-- begin Listing --

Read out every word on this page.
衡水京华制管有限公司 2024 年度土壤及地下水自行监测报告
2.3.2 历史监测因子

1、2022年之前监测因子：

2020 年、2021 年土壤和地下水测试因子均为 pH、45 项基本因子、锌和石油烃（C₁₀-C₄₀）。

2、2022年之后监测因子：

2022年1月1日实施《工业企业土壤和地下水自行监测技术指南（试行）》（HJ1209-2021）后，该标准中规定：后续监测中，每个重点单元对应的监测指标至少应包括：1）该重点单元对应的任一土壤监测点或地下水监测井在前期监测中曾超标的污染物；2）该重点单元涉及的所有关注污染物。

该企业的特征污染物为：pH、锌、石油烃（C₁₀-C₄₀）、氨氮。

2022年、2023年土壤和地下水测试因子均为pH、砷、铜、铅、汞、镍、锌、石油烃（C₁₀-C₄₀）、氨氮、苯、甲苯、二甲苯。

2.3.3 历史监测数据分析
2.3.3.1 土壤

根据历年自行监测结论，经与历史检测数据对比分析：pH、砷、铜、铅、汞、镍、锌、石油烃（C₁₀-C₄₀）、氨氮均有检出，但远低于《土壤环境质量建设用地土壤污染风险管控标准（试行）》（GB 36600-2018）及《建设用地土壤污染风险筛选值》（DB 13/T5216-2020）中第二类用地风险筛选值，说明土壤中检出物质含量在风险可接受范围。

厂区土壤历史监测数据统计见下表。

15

-- end Listing --

> [Exercise directions]: Above are the records; retype them all without a single difference.

> [Exercise solution]:
Read out every word on this page.
衡水京华制管有限公司 2024 年度土壤及地下水自行监测报告
2.3.2 历史监测因子

1、2022年之前监测因子：

2020 年、2021 年土壤和地下水测试因子均为 pH、45 项基本因子、锌和石油烃（C₁₀-C₄₀）。

2、2022年之后监测因子：

2022年1月1日实施《工业企业土壤和地下水自行监测技术指南（试行）》（HJ1209-2021）后，该标准中规定：后续监测中，每个重点单元对应的监测指标至少应包括：1）该重点单元对应的任一土壤监测点或地下水监测井在前期监测中曾超标的污染物；2）该重点单元涉及的所有关注污染物。

该企业的特征污染物为：pH、锌、石油烃（C₁₀-C₄₀）、氨氮。

2022年、2023年土壤和地下水测试因子均为pH、砷、铜、铅、汞、镍、锌、石油烃（C₁₀-C₄₀）、氨氮、苯、甲苯、二甲苯。

2.3.3 历史监测数据分析
2.3.3.1 土壤

根据历年自行监测结论，经与历史检测数据对比分析：pH、砷、铜、铅、汞、镍、锌、石油烃（C₁₀-C₄₀）、氨氮均有检出，但远低于《土壤环境质量建设用地土壤污染风险管控标准（试行）》（GB 36600-2018）及《建设用地土壤污染风险筛选值》（DB 13/T5216-2020）中第二类用地风险筛选值，说明土壤中检出物质含量在风险可接受范围。

厂区土壤历史监测数据统计见下表。

15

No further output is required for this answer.